### Exercise aim
Pick out the lines below that include the string "programa".

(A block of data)
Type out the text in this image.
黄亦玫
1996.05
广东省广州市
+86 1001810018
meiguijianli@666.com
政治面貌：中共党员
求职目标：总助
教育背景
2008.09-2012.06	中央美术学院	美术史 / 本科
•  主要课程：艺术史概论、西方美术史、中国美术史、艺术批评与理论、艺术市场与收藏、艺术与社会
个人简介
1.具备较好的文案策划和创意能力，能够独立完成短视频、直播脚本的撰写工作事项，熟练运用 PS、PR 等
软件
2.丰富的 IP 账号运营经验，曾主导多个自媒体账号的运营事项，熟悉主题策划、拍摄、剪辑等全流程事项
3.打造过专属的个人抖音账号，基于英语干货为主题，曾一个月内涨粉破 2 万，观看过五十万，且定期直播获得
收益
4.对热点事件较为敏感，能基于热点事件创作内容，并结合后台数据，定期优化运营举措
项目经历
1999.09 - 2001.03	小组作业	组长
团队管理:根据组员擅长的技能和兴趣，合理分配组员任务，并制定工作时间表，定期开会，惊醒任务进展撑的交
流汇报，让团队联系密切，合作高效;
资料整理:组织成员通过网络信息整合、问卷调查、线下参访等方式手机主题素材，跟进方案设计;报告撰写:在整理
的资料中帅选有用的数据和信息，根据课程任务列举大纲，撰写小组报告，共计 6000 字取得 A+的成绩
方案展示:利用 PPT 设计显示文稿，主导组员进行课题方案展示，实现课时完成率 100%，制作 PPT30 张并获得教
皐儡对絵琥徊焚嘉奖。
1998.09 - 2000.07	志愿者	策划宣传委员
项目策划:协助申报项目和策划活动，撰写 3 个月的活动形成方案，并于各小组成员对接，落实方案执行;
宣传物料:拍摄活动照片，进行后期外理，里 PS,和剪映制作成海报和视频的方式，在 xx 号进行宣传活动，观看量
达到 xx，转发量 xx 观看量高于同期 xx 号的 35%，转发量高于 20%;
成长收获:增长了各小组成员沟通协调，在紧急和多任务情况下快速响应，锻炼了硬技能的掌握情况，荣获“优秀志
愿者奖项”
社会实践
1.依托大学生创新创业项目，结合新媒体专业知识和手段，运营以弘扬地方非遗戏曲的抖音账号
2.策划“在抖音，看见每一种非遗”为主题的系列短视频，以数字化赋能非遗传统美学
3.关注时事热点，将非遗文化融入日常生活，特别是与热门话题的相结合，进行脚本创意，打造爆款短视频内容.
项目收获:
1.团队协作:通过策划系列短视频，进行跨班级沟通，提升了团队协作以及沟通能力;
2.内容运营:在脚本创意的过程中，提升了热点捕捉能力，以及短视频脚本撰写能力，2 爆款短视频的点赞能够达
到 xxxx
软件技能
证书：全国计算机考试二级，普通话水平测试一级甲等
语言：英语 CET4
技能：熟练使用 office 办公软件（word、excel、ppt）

...

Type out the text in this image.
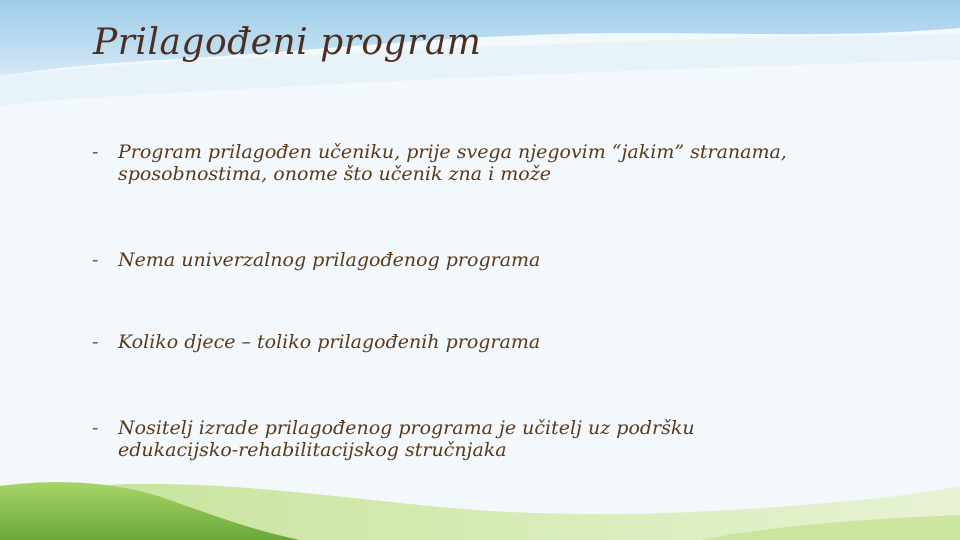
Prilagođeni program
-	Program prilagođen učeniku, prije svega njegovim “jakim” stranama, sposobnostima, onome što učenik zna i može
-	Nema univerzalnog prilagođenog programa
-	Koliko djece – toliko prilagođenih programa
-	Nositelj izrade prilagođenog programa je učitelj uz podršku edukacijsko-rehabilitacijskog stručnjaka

### Output for this exercise
-	Nema univerzalnog prilagođenog programa
-	Koliko djece – toliko prilagođenih programa
-	Nositelj izrade prilagođenog programa je učitelj uz podršku edukacijsko-rehabilitacijskog stručnjaka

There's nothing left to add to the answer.